TASK STATEMENT:
Check every line below for the word "Halifax" and copy each one that has it.

Chart and figure data:
· · ·

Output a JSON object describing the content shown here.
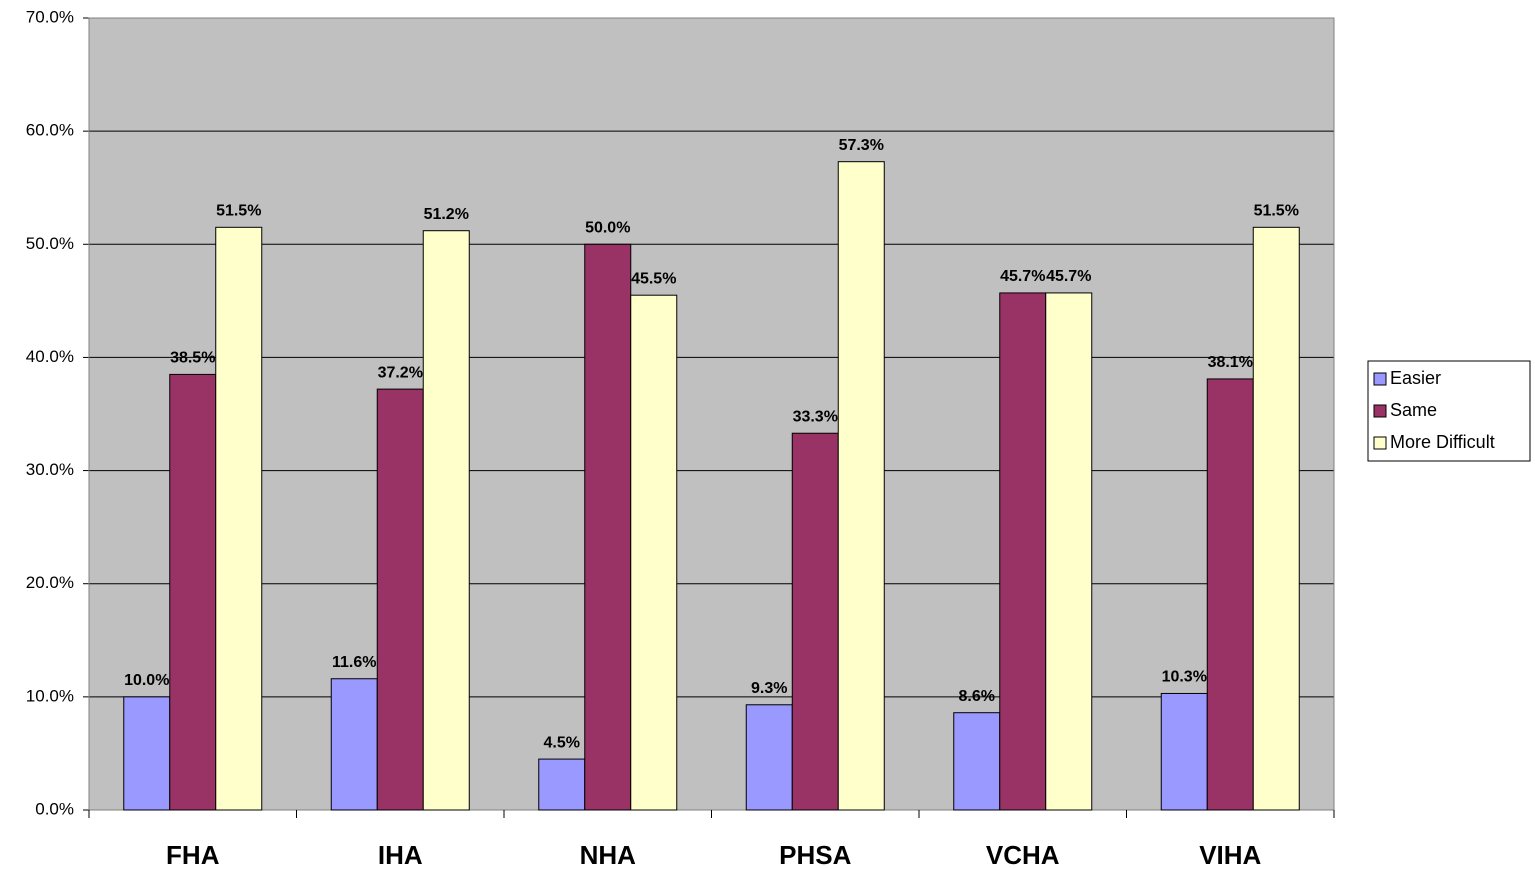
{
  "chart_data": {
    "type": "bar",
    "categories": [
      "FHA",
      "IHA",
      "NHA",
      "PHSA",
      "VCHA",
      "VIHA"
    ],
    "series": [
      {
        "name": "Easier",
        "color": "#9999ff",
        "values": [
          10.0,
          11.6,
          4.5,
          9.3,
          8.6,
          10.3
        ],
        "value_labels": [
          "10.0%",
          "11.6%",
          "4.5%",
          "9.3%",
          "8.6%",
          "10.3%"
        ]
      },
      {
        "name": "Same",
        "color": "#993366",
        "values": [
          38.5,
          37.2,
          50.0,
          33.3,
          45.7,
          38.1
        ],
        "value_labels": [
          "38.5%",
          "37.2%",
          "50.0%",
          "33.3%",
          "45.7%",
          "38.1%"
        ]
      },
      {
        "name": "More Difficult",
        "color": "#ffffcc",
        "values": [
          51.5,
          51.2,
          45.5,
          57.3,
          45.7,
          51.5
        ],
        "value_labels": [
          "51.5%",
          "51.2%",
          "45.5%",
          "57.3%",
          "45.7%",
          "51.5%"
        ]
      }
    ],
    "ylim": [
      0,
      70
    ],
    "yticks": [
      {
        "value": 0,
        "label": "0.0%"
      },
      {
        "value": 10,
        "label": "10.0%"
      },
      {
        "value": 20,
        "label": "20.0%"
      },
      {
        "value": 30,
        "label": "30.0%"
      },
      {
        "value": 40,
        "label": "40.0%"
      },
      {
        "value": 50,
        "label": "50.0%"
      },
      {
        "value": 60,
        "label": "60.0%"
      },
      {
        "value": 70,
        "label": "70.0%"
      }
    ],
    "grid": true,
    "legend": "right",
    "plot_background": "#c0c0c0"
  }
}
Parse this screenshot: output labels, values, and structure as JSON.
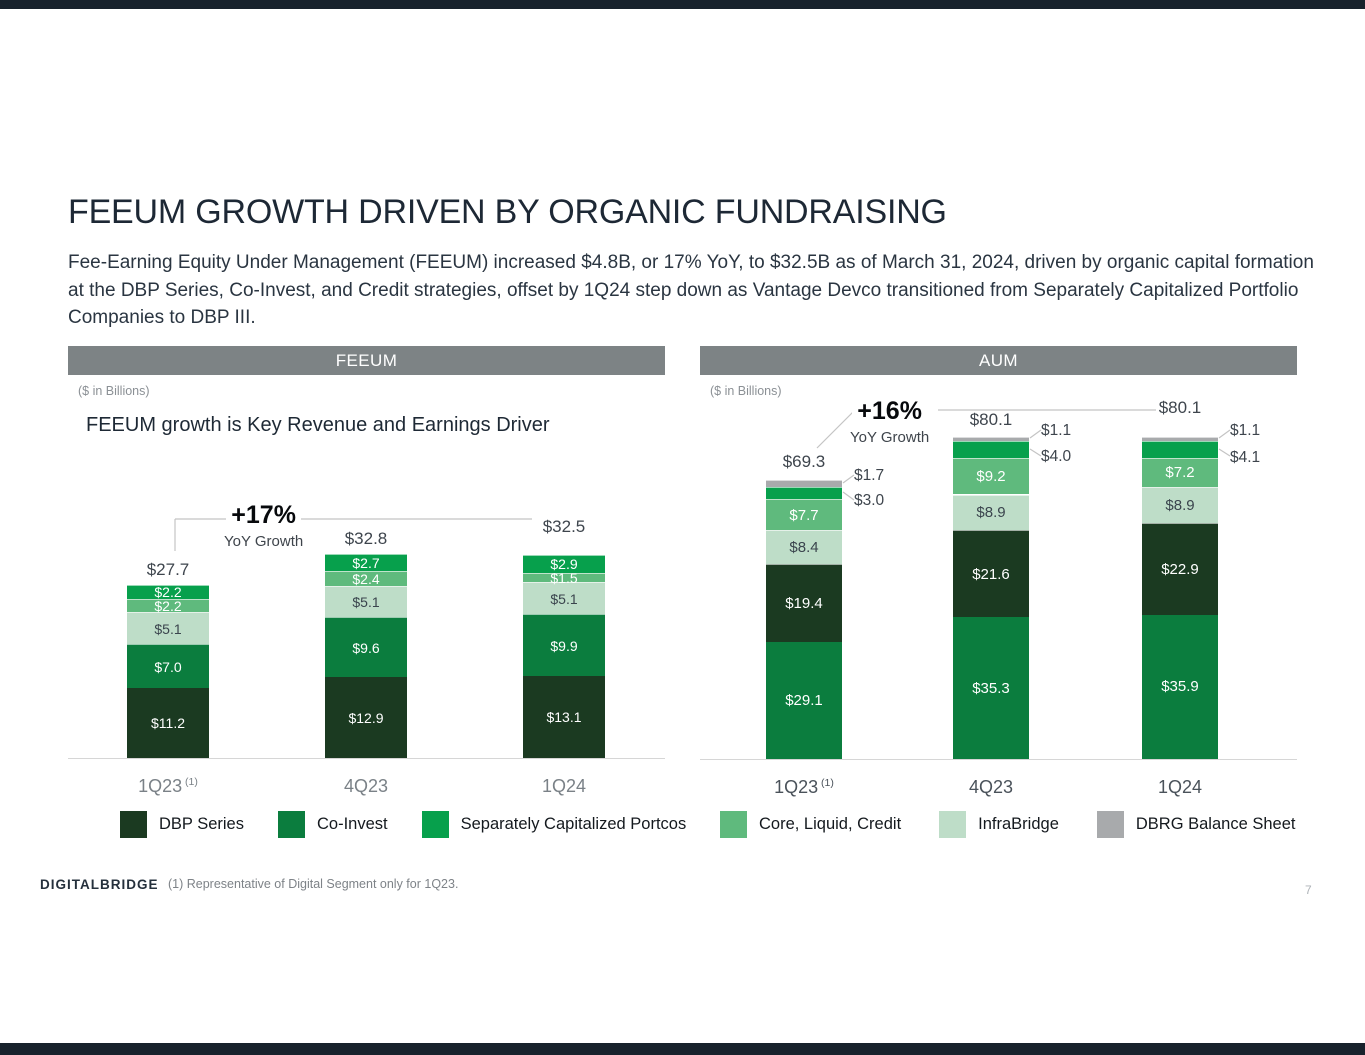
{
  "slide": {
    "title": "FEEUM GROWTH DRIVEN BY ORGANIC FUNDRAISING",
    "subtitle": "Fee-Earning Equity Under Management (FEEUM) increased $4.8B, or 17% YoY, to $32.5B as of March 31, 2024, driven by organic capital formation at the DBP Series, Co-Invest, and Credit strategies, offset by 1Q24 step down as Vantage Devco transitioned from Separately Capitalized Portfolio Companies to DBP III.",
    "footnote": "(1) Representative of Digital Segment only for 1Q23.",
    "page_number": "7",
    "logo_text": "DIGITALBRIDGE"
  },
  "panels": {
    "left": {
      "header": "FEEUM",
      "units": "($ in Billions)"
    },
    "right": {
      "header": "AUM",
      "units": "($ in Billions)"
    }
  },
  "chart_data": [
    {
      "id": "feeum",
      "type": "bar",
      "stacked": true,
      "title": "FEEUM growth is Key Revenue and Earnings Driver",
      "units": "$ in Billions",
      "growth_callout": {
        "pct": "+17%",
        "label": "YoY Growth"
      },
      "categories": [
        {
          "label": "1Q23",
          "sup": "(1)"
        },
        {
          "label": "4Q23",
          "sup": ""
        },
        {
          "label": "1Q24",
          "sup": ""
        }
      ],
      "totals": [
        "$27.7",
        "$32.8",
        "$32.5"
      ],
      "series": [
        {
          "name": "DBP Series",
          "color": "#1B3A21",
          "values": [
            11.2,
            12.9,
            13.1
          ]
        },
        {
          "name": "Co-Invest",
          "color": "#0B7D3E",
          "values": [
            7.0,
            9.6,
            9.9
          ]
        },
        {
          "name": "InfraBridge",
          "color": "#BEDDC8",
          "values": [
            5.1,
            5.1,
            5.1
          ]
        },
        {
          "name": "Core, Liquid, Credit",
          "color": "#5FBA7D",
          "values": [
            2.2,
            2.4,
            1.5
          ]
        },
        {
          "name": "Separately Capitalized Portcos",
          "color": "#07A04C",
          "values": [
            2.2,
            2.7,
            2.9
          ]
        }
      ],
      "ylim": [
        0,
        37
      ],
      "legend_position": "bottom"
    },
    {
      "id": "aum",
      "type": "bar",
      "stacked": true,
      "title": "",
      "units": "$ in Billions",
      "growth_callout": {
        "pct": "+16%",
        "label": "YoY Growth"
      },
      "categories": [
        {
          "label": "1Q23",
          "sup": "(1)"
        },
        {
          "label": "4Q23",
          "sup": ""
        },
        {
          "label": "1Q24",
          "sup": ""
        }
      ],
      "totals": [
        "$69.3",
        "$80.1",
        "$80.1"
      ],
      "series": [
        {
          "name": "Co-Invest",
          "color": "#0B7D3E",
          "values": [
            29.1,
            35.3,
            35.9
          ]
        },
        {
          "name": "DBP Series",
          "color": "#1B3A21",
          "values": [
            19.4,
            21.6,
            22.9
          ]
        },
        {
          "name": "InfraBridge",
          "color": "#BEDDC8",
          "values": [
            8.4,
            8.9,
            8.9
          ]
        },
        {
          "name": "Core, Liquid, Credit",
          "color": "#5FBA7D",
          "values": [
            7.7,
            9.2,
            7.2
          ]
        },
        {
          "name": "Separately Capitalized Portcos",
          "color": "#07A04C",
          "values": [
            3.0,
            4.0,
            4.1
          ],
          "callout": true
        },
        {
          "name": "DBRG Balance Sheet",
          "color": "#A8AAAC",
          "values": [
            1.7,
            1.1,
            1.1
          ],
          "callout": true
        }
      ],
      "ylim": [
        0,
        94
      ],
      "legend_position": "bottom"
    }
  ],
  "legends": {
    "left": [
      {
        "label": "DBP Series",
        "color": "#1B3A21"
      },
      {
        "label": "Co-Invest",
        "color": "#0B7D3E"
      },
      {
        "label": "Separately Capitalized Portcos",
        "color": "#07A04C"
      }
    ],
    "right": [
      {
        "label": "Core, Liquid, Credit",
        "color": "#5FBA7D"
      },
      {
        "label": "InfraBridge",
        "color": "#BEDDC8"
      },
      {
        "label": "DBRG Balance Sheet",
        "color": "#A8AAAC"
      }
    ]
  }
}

· · ·

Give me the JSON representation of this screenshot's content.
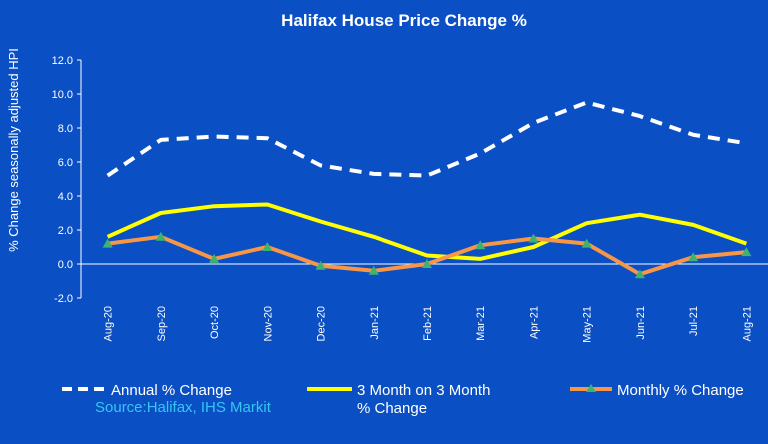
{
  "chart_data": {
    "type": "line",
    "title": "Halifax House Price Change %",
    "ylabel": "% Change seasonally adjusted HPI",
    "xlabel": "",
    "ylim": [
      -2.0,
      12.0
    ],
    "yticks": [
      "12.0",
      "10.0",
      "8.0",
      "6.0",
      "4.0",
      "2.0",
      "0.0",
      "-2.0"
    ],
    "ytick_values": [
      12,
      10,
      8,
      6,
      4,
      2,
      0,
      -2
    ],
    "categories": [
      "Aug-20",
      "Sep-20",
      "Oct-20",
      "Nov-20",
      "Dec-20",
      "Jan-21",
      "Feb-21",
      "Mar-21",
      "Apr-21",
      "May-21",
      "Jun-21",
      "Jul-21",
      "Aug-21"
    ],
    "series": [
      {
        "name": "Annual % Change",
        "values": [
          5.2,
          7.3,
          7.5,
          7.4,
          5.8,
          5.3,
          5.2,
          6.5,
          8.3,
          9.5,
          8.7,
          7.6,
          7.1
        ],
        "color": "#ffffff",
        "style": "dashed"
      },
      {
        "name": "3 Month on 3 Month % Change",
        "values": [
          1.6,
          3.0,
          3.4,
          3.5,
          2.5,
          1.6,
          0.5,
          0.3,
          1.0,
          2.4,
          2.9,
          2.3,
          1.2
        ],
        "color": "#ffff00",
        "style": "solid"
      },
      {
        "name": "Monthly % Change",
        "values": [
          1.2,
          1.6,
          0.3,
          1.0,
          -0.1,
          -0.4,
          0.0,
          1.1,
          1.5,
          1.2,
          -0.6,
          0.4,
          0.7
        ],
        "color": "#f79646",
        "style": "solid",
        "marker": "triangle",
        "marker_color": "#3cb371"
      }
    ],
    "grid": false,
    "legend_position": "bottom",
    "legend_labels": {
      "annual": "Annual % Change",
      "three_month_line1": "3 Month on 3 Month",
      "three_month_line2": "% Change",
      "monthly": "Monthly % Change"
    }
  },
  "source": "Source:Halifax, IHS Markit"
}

· · ·

SOLVED EXERCISE:
    "title": "Halifax House Price Change %",
  "source": "Source:Halifax, IHS Markit"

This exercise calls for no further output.